Please recast the listing's lines, starting at the line containing "plot-area [35, 35, 765, 765]" and ending at the line containing "where is each", as a JSON list of strings with one string per line and blank lines omitted.

··· DATA PROVIDED

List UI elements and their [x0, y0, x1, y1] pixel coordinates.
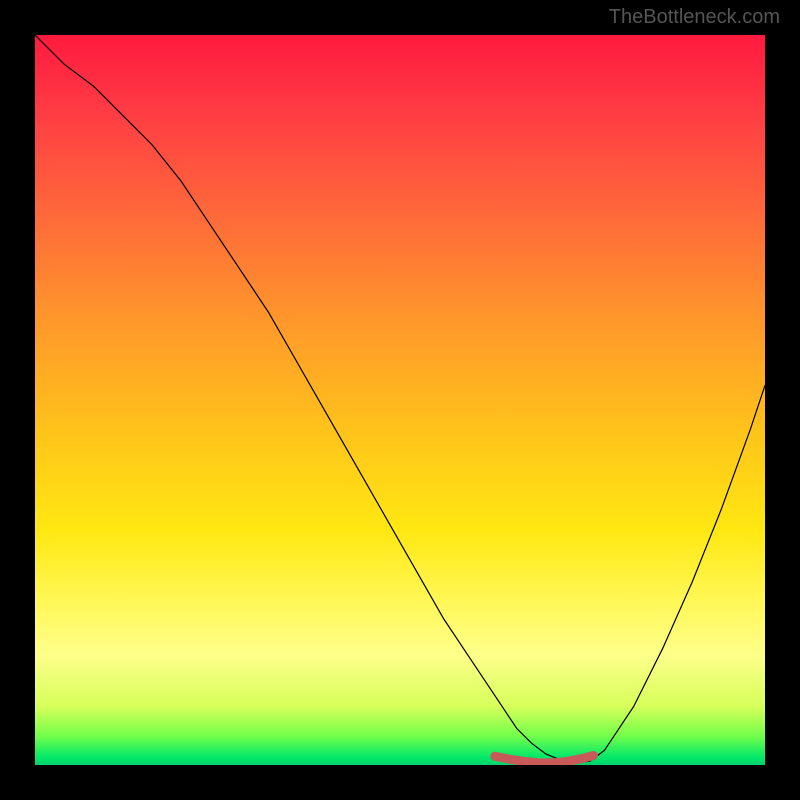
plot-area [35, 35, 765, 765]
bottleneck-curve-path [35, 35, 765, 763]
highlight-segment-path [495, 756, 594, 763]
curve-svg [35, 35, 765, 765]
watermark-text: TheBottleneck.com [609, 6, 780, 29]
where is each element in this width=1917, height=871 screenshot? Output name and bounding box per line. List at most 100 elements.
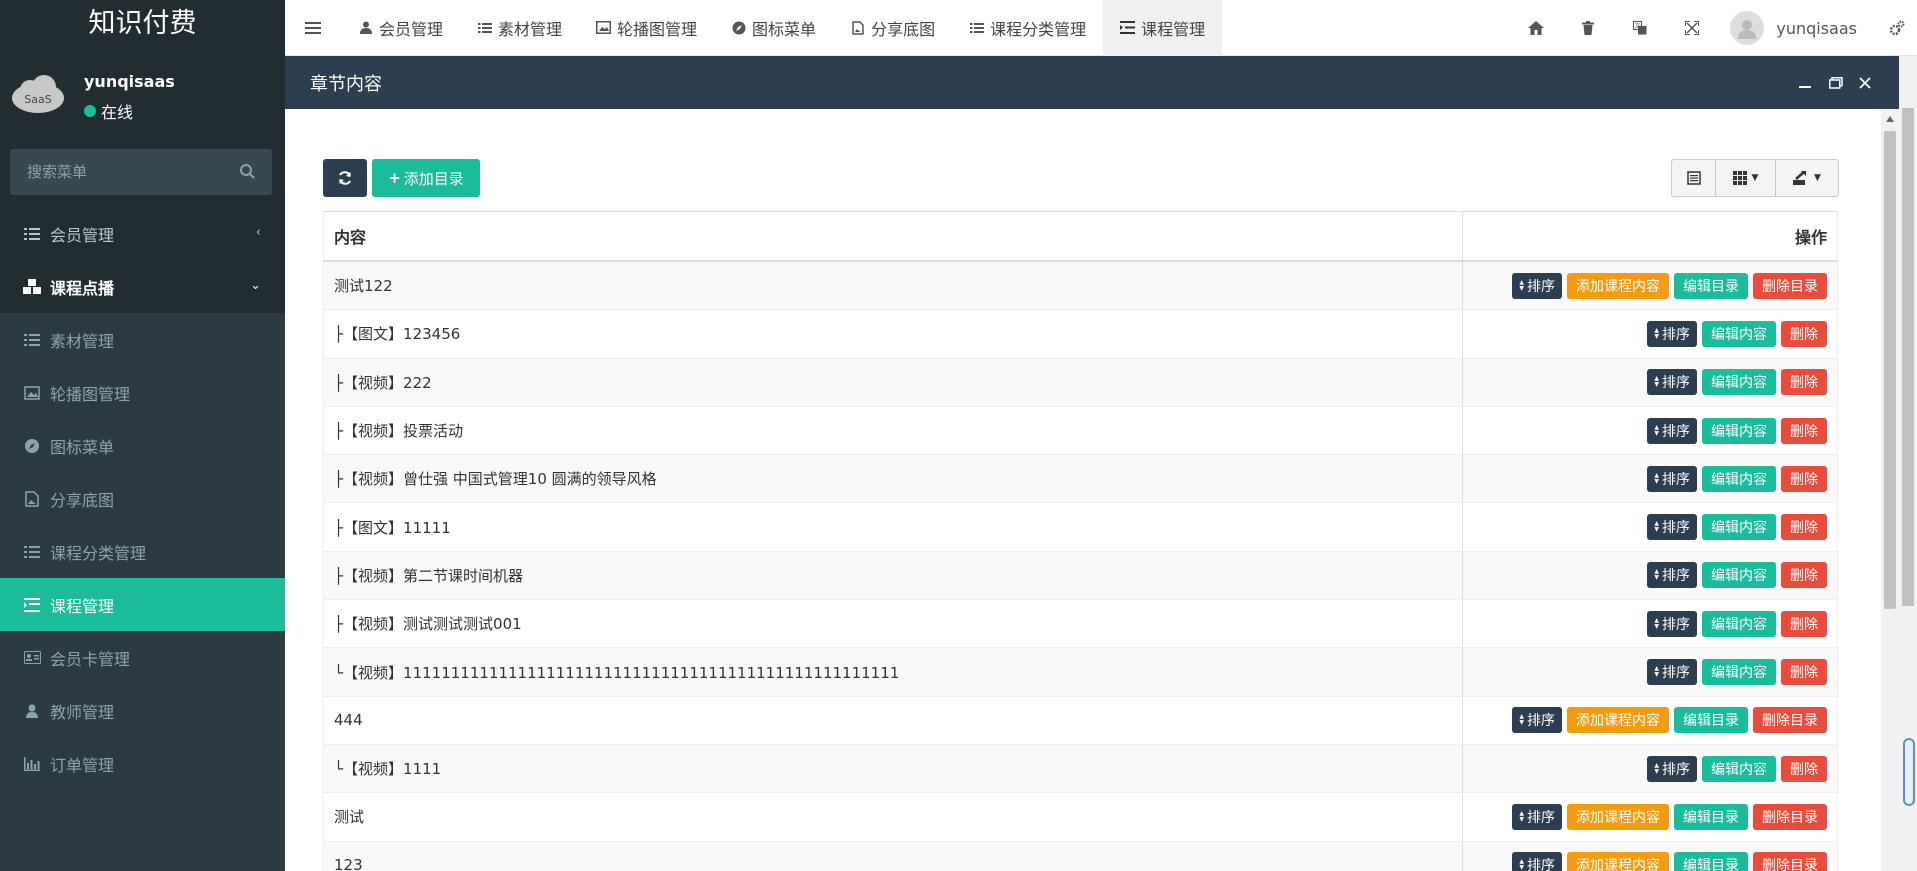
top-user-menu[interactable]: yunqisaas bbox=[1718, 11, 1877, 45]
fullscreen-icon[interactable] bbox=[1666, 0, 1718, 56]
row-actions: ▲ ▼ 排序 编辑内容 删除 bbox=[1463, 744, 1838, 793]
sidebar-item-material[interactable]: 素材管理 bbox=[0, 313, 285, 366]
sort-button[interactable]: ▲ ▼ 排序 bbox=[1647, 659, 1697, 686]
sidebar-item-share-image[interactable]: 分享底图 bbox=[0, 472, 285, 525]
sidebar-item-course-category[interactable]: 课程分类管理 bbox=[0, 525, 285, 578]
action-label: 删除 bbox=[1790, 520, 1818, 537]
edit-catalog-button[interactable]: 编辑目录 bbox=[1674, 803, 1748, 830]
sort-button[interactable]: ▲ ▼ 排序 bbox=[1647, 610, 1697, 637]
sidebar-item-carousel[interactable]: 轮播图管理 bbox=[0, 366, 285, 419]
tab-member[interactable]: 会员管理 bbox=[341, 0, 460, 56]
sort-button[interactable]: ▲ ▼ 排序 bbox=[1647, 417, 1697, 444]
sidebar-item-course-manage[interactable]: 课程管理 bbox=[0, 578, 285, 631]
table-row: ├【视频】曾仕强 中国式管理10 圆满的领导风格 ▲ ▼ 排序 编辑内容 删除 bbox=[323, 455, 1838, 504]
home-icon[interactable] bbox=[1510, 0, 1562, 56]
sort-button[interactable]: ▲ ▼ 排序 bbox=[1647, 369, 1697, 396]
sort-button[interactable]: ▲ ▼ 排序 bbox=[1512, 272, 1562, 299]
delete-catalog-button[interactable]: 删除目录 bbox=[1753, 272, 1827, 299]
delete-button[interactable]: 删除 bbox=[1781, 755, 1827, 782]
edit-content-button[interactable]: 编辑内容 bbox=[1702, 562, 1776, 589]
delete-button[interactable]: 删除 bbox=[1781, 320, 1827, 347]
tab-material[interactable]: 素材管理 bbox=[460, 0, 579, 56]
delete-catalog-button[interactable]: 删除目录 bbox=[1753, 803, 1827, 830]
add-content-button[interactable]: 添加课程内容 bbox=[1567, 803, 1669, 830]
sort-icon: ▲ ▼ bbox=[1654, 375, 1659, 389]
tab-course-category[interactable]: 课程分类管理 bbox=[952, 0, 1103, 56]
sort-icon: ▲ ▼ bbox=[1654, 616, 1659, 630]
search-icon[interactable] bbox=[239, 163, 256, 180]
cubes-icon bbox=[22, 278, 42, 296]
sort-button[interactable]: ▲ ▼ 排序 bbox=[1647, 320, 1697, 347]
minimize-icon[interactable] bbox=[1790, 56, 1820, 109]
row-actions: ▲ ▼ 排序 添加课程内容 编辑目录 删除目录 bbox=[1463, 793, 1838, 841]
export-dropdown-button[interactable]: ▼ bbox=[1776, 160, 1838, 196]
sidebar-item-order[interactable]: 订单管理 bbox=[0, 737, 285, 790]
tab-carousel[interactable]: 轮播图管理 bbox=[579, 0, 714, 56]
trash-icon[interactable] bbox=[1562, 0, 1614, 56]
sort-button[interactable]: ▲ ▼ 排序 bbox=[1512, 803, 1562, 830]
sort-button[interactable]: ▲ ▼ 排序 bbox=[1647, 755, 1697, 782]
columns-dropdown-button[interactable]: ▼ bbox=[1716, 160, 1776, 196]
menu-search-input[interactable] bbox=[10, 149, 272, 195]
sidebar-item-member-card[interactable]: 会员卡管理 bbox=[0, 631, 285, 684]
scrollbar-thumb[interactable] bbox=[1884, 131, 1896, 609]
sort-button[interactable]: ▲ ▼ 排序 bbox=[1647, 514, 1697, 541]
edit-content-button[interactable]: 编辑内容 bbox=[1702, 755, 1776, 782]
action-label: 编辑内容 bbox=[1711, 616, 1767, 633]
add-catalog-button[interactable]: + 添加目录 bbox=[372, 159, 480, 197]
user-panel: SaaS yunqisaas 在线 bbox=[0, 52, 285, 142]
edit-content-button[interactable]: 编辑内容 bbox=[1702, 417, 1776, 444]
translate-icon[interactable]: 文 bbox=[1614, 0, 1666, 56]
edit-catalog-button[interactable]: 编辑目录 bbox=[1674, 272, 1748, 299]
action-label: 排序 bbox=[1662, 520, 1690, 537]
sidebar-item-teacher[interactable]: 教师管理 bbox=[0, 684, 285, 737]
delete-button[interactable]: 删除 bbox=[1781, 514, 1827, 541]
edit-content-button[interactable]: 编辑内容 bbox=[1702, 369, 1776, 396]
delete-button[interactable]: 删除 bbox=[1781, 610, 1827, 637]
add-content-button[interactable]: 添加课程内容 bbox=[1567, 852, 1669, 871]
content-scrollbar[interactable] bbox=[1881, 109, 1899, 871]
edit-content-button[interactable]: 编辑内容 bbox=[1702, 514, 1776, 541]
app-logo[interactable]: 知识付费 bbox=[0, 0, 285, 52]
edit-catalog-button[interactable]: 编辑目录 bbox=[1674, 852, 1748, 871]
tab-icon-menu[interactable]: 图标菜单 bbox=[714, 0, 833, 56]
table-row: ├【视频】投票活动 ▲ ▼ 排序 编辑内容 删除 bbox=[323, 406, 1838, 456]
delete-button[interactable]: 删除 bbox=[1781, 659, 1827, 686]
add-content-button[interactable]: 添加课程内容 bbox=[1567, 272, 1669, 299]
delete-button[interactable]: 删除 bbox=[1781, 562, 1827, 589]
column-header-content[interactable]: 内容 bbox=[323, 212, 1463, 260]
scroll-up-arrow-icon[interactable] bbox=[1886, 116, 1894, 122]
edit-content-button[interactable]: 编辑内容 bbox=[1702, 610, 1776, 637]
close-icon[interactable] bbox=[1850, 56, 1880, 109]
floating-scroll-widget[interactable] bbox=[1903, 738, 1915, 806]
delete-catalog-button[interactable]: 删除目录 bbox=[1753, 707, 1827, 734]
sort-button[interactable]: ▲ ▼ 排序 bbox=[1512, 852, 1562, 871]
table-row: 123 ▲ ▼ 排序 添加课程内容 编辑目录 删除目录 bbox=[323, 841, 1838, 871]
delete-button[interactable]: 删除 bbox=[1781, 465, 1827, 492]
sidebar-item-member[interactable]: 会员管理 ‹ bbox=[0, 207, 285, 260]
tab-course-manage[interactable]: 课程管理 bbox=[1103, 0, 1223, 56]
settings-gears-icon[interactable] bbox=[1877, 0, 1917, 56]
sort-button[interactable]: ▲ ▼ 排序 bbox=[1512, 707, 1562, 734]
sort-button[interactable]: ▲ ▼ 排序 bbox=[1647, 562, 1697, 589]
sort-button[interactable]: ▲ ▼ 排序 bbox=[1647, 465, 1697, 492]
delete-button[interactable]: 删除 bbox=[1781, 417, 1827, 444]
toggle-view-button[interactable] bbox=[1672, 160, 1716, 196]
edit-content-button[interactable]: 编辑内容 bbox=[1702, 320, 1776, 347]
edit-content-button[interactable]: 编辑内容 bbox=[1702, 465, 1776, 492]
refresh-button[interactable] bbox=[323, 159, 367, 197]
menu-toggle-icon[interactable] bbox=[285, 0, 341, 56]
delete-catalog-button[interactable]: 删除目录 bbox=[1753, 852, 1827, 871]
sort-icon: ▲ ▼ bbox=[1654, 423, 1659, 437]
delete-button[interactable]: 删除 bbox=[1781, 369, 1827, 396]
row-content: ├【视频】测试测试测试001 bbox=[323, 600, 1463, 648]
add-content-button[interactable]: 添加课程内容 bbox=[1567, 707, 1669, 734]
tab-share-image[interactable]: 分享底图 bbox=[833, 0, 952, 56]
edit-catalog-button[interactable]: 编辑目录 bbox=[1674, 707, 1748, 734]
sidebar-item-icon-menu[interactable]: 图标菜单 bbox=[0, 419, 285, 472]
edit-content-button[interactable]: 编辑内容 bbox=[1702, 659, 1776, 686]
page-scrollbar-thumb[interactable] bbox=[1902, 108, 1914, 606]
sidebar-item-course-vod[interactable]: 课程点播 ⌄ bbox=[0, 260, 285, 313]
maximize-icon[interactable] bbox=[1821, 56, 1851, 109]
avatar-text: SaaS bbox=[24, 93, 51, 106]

······
··· DATA PROVIDED

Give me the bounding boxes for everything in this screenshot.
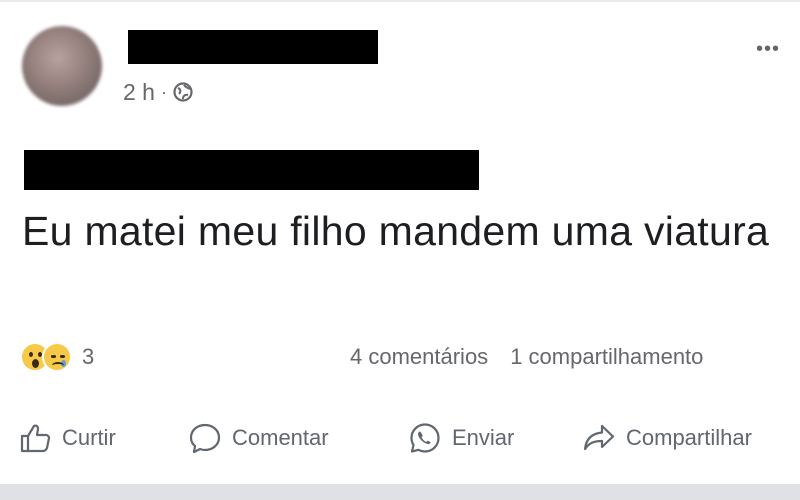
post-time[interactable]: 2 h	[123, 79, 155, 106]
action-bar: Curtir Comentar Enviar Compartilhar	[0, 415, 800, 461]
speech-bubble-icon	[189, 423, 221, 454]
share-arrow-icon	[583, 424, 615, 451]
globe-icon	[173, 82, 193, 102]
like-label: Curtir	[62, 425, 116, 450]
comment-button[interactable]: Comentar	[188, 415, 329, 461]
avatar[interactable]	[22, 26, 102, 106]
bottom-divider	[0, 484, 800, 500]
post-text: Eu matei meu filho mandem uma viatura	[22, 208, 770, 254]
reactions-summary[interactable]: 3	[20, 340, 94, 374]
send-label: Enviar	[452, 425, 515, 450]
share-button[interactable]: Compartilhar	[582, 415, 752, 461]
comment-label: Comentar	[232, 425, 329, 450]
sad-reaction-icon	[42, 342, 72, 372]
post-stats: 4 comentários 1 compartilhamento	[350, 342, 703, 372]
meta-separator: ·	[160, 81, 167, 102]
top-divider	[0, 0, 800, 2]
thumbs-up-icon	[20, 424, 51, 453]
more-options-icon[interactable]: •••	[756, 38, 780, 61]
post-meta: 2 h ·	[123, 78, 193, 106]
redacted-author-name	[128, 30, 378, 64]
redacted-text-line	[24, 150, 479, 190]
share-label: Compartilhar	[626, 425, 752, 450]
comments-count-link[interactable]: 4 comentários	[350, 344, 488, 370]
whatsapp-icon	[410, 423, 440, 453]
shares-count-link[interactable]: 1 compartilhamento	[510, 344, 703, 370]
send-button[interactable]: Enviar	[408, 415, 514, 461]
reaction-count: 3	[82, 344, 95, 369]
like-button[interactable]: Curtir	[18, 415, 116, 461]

······

* _FINAL RESULT_
[
  "plot-area [35, 35, 765, 765]",
  "bottleneck-curve-path [35, 35, 765, 763]",
  "highlight-segment-path [495, 756, 594, 763]",
  "curve-svg [35, 35, 765, 765]",
  "watermark-text: TheBottleneck.com [609, 6, 780, 29]",
  "where is each element in this width=1917, height=871 screenshot? Output name and bounding box per line. List at most 100 elements."
]